* [What to do]
Return the stretch of rows from the start of the rows through the line that contains "timeline-grip[interactable] — [2, 585, 12, 617]", both ends included, reproducing each line without any change.

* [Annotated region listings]
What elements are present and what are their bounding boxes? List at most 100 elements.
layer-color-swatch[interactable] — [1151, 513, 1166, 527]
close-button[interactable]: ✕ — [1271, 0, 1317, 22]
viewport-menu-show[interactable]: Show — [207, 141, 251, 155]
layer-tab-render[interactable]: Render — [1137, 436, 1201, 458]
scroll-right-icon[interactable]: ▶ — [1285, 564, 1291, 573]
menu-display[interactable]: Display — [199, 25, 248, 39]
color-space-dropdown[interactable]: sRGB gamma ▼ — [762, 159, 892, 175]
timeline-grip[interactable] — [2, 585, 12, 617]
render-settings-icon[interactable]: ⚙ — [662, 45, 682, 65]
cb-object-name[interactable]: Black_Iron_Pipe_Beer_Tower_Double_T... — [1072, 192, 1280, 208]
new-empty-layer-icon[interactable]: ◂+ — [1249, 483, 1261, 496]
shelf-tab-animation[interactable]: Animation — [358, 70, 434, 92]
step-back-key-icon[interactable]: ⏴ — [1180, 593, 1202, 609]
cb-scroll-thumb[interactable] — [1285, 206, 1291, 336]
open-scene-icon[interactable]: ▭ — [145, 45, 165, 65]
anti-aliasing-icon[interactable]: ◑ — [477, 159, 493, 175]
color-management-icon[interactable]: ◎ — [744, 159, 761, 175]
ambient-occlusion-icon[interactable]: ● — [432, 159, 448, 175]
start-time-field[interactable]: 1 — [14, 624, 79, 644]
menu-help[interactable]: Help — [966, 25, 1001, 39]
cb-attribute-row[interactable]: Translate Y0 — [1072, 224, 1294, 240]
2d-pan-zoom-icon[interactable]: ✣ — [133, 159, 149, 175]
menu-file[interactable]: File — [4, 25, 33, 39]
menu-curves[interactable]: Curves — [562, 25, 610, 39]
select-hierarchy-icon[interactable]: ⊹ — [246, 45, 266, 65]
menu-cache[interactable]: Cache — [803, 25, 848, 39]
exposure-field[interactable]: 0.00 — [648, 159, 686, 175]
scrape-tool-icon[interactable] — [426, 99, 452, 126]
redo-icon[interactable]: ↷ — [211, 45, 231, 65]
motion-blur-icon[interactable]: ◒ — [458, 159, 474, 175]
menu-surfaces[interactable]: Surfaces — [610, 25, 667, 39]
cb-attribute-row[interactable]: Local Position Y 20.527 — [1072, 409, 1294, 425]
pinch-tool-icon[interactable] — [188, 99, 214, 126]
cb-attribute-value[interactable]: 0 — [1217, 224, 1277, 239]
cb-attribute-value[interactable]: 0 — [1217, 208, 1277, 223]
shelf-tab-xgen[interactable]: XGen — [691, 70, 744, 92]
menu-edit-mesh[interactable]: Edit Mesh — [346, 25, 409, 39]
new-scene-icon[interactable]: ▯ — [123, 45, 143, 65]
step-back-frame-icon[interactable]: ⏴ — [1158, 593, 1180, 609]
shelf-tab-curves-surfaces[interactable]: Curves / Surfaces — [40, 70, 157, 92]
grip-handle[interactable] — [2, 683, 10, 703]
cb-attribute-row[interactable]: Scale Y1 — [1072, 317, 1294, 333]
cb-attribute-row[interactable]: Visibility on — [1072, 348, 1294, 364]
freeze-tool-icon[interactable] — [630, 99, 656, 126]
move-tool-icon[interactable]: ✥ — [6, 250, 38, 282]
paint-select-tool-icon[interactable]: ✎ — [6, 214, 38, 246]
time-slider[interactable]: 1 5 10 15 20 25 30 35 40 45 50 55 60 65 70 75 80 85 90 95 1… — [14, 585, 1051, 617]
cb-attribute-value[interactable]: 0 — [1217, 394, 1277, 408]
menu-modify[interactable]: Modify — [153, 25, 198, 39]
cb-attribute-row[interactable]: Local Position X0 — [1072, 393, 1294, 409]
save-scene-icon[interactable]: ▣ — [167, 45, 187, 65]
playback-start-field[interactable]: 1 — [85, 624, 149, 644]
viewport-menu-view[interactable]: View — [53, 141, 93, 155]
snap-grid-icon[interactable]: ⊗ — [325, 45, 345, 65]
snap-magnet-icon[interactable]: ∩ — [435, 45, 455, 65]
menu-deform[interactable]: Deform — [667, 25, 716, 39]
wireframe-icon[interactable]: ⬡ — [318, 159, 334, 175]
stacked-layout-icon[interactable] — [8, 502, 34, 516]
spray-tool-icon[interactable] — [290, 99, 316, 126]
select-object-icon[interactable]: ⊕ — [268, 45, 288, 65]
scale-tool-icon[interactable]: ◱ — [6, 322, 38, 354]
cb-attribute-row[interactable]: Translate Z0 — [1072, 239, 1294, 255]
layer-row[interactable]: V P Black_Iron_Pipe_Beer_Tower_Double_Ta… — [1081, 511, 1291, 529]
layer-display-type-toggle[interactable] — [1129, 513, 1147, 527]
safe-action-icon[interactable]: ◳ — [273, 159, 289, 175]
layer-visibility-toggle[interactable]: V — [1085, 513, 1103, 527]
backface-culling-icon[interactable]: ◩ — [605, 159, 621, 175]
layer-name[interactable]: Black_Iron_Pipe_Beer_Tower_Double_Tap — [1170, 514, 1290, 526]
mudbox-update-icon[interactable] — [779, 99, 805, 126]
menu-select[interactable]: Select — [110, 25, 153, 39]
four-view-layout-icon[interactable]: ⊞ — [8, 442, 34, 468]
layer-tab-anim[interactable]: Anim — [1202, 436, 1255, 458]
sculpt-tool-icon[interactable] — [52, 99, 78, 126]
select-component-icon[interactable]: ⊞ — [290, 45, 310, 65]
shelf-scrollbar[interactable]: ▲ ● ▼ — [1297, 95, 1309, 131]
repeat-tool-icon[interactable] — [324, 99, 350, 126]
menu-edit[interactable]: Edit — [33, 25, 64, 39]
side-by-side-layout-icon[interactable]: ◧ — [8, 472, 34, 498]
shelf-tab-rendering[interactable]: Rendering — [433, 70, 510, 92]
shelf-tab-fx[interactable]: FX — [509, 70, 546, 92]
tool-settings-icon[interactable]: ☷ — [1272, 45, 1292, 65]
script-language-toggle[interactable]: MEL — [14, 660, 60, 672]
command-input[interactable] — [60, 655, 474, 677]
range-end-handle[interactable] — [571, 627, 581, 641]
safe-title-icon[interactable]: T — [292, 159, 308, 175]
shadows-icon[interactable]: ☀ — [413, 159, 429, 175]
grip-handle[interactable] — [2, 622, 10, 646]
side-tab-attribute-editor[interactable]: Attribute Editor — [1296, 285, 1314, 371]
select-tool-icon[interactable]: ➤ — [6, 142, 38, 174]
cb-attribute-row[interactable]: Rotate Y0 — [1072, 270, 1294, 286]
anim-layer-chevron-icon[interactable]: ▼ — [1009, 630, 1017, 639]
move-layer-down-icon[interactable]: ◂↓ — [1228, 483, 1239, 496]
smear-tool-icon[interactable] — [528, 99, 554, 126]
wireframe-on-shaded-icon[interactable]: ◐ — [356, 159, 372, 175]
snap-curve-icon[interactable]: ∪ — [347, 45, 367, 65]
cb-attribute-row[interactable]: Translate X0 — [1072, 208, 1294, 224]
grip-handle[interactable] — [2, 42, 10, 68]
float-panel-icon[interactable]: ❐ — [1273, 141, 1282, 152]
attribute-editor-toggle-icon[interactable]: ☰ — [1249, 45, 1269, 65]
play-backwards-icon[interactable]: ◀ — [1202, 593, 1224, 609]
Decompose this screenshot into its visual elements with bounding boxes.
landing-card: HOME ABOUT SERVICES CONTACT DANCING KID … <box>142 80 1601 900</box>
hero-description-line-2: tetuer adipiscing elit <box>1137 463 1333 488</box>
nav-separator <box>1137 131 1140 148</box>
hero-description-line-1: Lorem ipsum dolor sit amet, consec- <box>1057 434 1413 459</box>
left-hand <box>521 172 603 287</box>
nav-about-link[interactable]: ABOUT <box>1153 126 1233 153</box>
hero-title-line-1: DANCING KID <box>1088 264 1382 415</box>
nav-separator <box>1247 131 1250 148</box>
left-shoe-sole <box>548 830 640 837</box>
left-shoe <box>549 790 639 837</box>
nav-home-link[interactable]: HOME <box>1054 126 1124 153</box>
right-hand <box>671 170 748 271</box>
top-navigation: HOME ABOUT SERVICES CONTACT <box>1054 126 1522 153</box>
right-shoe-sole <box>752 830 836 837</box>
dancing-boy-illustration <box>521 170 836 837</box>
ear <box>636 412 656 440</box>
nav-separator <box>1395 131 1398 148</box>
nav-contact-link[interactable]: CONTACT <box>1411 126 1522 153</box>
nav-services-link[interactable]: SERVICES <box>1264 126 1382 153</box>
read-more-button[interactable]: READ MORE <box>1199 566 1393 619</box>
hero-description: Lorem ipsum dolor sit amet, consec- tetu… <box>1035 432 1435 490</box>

* [Result of the exercise]
What elements are present and what are their bounding boxes? List at most 100 elements.
layer-color-swatch[interactable] — [1151, 513, 1166, 527]
close-button[interactable]: ✕ — [1271, 0, 1317, 22]
viewport-menu-show[interactable]: Show — [207, 141, 251, 155]
layer-tab-render[interactable]: Render — [1137, 436, 1201, 458]
scroll-right-icon[interactable]: ▶ — [1285, 564, 1291, 573]
menu-display[interactable]: Display — [199, 25, 248, 39]
color-space-dropdown[interactable]: sRGB gamma ▼ — [762, 159, 892, 175]
timeline-grip[interactable] — [2, 585, 12, 617]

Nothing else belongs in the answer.